Items from a data source:
▬▬▬

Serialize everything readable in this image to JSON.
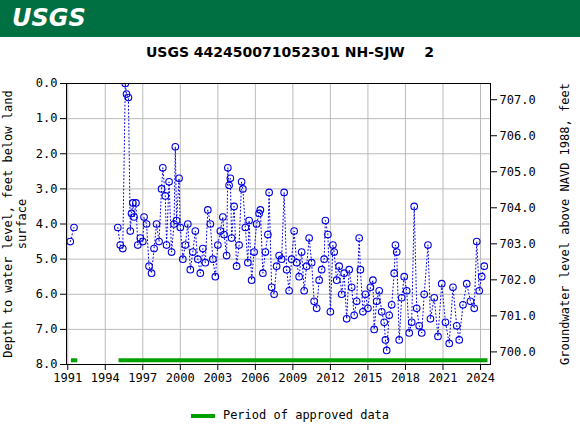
{
  "chart_data": {
    "type": "line",
    "source_label": "USGS",
    "title": "USGS 442450071052301 NH-SJW    2",
    "y_label": "Depth to water level, feet below land surface",
    "y2_label": "Groundwater level above NAVD 1988, feet",
    "marker": "circle",
    "line_style": "dotted",
    "color": "#0000e0",
    "grid": true,
    "legend": "bottom",
    "xlim": [
      1990.9,
      2024.8
    ],
    "xticks": [
      1991,
      1994,
      1997,
      2000,
      2003,
      2006,
      2009,
      2012,
      2015,
      2018,
      2021,
      2024
    ],
    "ylim": [
      0,
      8
    ],
    "yticks": [
      {
        "value": 0,
        "label": "0.0"
      },
      {
        "value": 1,
        "label": "1.0"
      },
      {
        "value": 2,
        "label": "2.0"
      },
      {
        "value": 3,
        "label": "3.0"
      },
      {
        "value": 4,
        "label": "4.0"
      },
      {
        "value": 5,
        "label": "5.0"
      },
      {
        "value": 6,
        "label": "6.0"
      },
      {
        "value": 7,
        "label": "7.0"
      },
      {
        "value": 8,
        "label": "8.0"
      }
    ],
    "y2lim": [
      707.45,
      699.65
    ],
    "y2ticks": [
      {
        "value": 707,
        "label": "707.0"
      },
      {
        "value": 706,
        "label": "706.0"
      },
      {
        "value": 705,
        "label": "705.0"
      },
      {
        "value": 704,
        "label": "704.0"
      },
      {
        "value": 703,
        "label": "703.0"
      },
      {
        "value": 702,
        "label": "702.0"
      },
      {
        "value": 701,
        "label": "701.0"
      },
      {
        "value": 700,
        "label": "700.0"
      }
    ],
    "x": [
      1991.2,
      1991.5,
      null,
      1995.0,
      1995.2,
      1995.4,
      1995.6,
      1995.7,
      1995.85,
      1996.0,
      1996.1,
      1996.2,
      1996.3,
      1996.45,
      1996.6,
      1996.8,
      1997.0,
      1997.1,
      1997.3,
      1997.5,
      1997.7,
      1997.9,
      1998.1,
      1998.3,
      1998.5,
      1998.6,
      1998.8,
      1998.9,
      1999.1,
      1999.3,
      1999.5,
      1999.6,
      1999.7,
      1999.9,
      2000.0,
      2000.2,
      2000.4,
      2000.6,
      2000.8,
      2001.0,
      2001.2,
      2001.4,
      2001.6,
      2001.8,
      2002.0,
      2002.2,
      2002.4,
      2002.6,
      2002.8,
      2003.0,
      2003.2,
      2003.4,
      2003.5,
      2003.7,
      2003.8,
      2003.9,
      2004.0,
      2004.1,
      2004.3,
      2004.5,
      2004.7,
      2004.9,
      2005.0,
      2005.2,
      2005.4,
      2005.5,
      2005.7,
      2005.9,
      2006.1,
      2006.3,
      2006.4,
      2006.6,
      2006.8,
      2007.0,
      2007.1,
      2007.3,
      2007.5,
      2007.7,
      2007.9,
      2008.1,
      2008.3,
      2008.5,
      2008.7,
      2008.9,
      2009.1,
      2009.3,
      2009.5,
      2009.7,
      2009.9,
      2010.1,
      2010.3,
      2010.5,
      2010.7,
      2010.9,
      2011.1,
      2011.3,
      2011.5,
      2011.6,
      2011.8,
      2012.0,
      2012.2,
      2012.3,
      2012.5,
      2012.7,
      2012.9,
      2013.1,
      2013.3,
      2013.5,
      2013.7,
      2013.9,
      2014.1,
      2014.3,
      2014.4,
      2014.6,
      2014.8,
      2015.0,
      2015.2,
      2015.4,
      2015.5,
      2015.7,
      2015.9,
      2016.1,
      2016.3,
      2016.4,
      2016.5,
      2016.7,
      2016.9,
      2017.1,
      2017.2,
      2017.3,
      2017.5,
      2017.7,
      2017.9,
      2018.1,
      2018.3,
      2018.5,
      2018.7,
      2018.9,
      2019.1,
      2019.3,
      2019.5,
      2019.8,
      2020.0,
      2020.3,
      2020.6,
      2020.9,
      2021.2,
      2021.5,
      2021.8,
      2022.1,
      2022.3,
      2022.6,
      2022.9,
      2023.2,
      2023.5,
      2023.7,
      2023.9,
      2024.1,
      2024.3
    ],
    "values": [
      4.5,
      4.1,
      null,
      4.1,
      4.6,
      4.7,
      0.0,
      0.3,
      0.4,
      4.2,
      3.7,
      3.4,
      3.8,
      3.4,
      4.6,
      4.4,
      4.5,
      3.8,
      4.0,
      5.2,
      5.4,
      4.7,
      4.0,
      4.5,
      3.0,
      2.4,
      3.2,
      4.6,
      2.8,
      4.8,
      4.0,
      1.8,
      3.9,
      2.7,
      4.1,
      5.0,
      4.6,
      4.0,
      5.3,
      4.8,
      4.2,
      5.0,
      5.4,
      4.7,
      5.1,
      3.6,
      4.0,
      5.0,
      5.5,
      4.6,
      4.2,
      3.8,
      4.3,
      4.9,
      2.4,
      2.9,
      2.7,
      4.4,
      3.5,
      5.2,
      4.6,
      2.8,
      3.0,
      4.1,
      5.1,
      3.9,
      5.6,
      4.8,
      4.0,
      3.7,
      3.6,
      5.4,
      4.8,
      4.3,
      3.1,
      5.8,
      6.0,
      5.2,
      4.9,
      5.0,
      3.1,
      5.3,
      5.9,
      5.0,
      4.2,
      5.1,
      5.5,
      4.8,
      5.9,
      5.2,
      4.4,
      5.1,
      6.2,
      6.4,
      5.6,
      5.3,
      5.0,
      3.9,
      4.3,
      6.5,
      4.6,
      4.8,
      5.6,
      5.2,
      6.0,
      5.4,
      6.7,
      5.3,
      5.8,
      6.6,
      6.2,
      4.4,
      5.3,
      6.5,
      6.0,
      6.4,
      5.8,
      5.6,
      7.0,
      6.2,
      5.9,
      6.5,
      6.8,
      7.3,
      7.6,
      6.6,
      6.3,
      5.4,
      4.6,
      4.8,
      7.3,
      6.1,
      5.5,
      5.9,
      7.1,
      6.8,
      3.5,
      6.4,
      6.9,
      7.1,
      6.0,
      4.6,
      6.7,
      6.1,
      7.2,
      5.7,
      6.8,
      7.4,
      5.8,
      6.9,
      7.3,
      6.3,
      5.7,
      6.2,
      6.4,
      4.5,
      5.9,
      5.5,
      5.2
    ],
    "approved": {
      "name": "Period of approved data",
      "color": "#00a000",
      "ranges": [
        [
          1991.3,
          1991.8
        ],
        [
          1995.1,
          2024.6
        ]
      ]
    }
  }
}
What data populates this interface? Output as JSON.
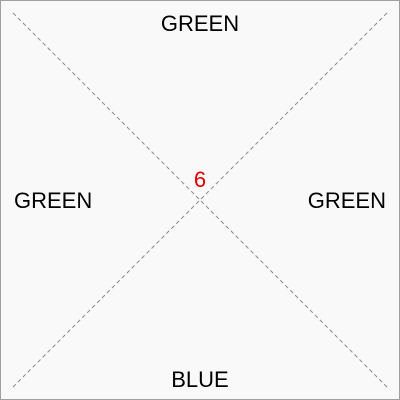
{
  "board": {
    "top_label": "GREEN",
    "left_label": "GREEN",
    "right_label": "GREEN",
    "bottom_label": "BLUE",
    "center_number": "6",
    "center_number_color": "#e00000",
    "diagonal_color": "#8a8a8a"
  }
}
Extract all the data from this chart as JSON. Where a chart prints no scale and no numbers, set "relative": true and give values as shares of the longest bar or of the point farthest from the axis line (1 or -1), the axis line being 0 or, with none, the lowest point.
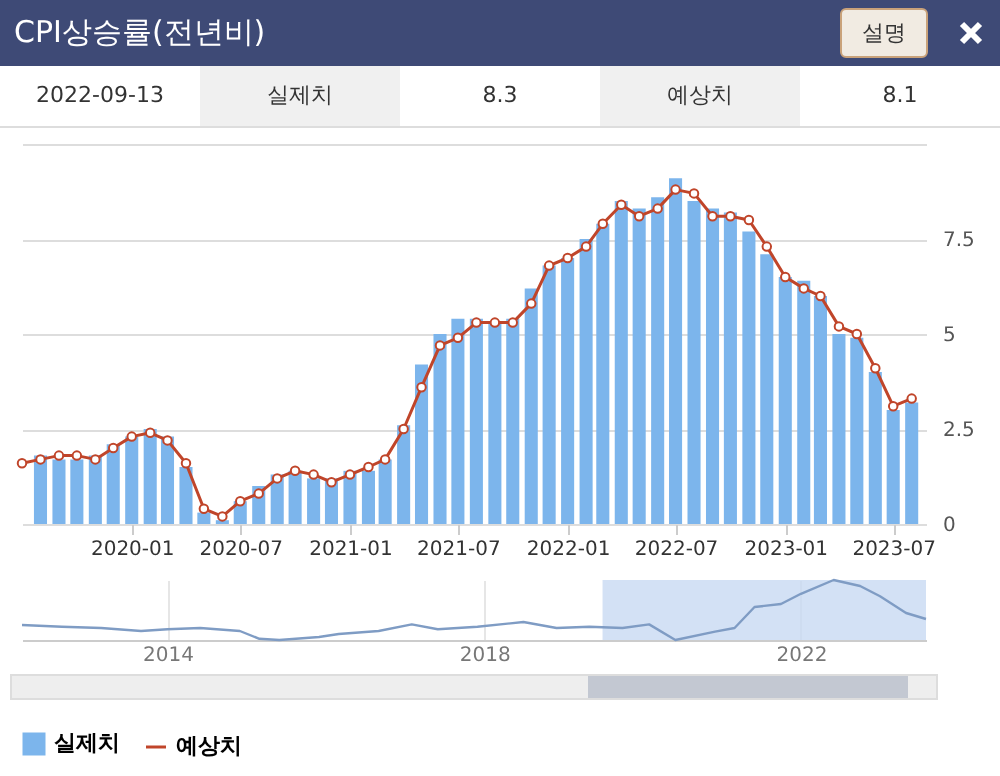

▬▬▬

» **OBJECTIVE**: Show every line from the entries above in which the word "approved" appears.

» **COMPLETE ANSWER**:
    "approved": {
      "name": "Period of approved data",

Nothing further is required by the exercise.